> ## Documentation Index
> Fetch the complete documentation index at: https://docs.langchain.com/llms.txt
> Use this file to discover all available pages before exploring further.

# Self-hosted LangSmith on AWS

When running LangSmith on [Amazon Web Services (AWS)](https://aws.amazon.com/), you can set up in either [full self-hosted](/langsmith/self-hosted) or [hybrid](/langsmith/hybrid) mode. Full self-hosted mode deploys a complete LangSmith platform with observability functionality as well as the option to create [agent deployments](/langsmith/deployment). Hybrid mode includes just the infrastructure to run agents in a data plane within your cloud, while our SaaS provides the control plane and observability functionality.

This page provides:

* [Initial setup steps](#initial-setup) for deploying to EKS, configuring managed services, and setting up authentication.
* [AWS-specific architecture patterns](#reference-architecture) and reference diagrams.
* [Service recommendations](#compute-options) and best practices.
* [AWS Well-Architected best practices](#aws-well-architected-best-practices) for operational excellence, security, and reliability.

<Note>
  LangChain provides Terraform modules specifically for AWS to help provision infrastructure for LangSmith. These modules can quickly set up EKS clusters, RDS, ElastiCache, S3, and networking resources.
· · ·
PROBLEM REQUIREMENTS: According to the page on self-hosted LangSmith on AWS, what does the SaaS provide when LangSmith runs in hybrid mode?

(Saved data entries)
· · ·
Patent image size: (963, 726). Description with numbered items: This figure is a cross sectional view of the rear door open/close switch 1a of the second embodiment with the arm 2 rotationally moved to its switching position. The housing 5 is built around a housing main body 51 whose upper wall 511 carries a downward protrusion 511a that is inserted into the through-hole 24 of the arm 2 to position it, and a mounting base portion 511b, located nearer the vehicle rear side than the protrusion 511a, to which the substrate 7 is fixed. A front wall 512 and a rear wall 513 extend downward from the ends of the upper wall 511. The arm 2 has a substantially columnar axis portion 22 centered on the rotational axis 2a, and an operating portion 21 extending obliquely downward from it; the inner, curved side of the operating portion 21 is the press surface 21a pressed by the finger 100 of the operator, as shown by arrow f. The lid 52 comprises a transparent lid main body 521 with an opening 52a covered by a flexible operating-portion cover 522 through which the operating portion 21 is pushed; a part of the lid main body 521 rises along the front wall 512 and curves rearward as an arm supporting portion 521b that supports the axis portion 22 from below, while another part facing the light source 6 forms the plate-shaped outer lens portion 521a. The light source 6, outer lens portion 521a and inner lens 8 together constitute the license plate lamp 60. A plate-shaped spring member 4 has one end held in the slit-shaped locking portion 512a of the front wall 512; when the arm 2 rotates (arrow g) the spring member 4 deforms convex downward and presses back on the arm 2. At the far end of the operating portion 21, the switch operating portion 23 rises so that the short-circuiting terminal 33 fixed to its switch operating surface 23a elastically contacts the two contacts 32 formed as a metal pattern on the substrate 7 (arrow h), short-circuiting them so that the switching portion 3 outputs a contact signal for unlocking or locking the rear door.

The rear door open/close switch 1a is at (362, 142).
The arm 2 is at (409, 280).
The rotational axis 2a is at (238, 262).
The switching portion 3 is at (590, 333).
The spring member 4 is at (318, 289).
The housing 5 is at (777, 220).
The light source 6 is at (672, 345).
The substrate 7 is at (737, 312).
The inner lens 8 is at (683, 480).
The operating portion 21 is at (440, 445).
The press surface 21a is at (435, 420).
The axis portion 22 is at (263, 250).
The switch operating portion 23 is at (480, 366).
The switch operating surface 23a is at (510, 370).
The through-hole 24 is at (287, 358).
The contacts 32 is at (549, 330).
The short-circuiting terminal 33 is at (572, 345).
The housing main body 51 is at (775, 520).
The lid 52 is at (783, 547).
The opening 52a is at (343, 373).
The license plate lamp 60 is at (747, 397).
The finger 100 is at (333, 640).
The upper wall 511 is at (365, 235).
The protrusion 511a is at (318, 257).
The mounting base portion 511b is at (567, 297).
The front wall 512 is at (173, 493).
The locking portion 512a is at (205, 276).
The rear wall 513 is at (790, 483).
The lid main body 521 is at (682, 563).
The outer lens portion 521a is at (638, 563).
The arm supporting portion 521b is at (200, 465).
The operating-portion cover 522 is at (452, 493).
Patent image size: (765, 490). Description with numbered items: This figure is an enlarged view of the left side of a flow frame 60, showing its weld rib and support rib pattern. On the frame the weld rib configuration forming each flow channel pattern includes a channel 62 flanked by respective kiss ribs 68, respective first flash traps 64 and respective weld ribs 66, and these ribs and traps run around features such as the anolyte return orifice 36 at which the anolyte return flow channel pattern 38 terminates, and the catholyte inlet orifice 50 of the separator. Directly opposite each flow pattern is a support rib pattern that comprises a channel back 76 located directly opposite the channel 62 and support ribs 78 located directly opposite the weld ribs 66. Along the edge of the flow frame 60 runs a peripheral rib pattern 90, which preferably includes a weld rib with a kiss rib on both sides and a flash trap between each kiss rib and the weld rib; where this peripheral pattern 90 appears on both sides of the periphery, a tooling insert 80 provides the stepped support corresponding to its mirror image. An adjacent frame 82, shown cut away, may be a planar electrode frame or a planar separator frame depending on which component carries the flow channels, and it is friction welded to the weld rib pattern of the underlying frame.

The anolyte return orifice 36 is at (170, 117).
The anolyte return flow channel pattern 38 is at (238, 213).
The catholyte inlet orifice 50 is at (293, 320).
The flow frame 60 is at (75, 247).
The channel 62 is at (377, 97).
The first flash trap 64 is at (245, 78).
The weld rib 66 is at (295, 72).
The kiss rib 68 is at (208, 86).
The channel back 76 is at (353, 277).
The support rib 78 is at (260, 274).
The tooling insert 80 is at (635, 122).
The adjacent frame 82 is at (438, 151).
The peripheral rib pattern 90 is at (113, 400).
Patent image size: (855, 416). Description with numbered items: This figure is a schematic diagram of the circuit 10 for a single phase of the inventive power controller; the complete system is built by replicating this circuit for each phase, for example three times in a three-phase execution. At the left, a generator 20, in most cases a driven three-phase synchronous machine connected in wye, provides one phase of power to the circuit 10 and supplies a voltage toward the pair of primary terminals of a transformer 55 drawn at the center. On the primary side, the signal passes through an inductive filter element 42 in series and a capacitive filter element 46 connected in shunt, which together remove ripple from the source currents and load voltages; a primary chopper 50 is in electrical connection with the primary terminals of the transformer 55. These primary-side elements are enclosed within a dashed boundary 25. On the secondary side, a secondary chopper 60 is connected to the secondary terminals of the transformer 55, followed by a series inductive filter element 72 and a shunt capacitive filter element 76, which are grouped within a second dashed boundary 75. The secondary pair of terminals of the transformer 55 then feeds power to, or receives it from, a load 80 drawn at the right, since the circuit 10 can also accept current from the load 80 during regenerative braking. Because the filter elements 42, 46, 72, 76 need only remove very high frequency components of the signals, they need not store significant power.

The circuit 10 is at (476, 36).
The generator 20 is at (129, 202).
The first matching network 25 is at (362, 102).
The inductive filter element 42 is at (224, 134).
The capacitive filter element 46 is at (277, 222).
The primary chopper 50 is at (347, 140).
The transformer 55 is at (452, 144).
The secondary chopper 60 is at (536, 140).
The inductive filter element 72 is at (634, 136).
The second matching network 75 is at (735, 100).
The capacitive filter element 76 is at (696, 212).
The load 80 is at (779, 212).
· · ·
TASK RESPONSE: The control plane and observability functionality.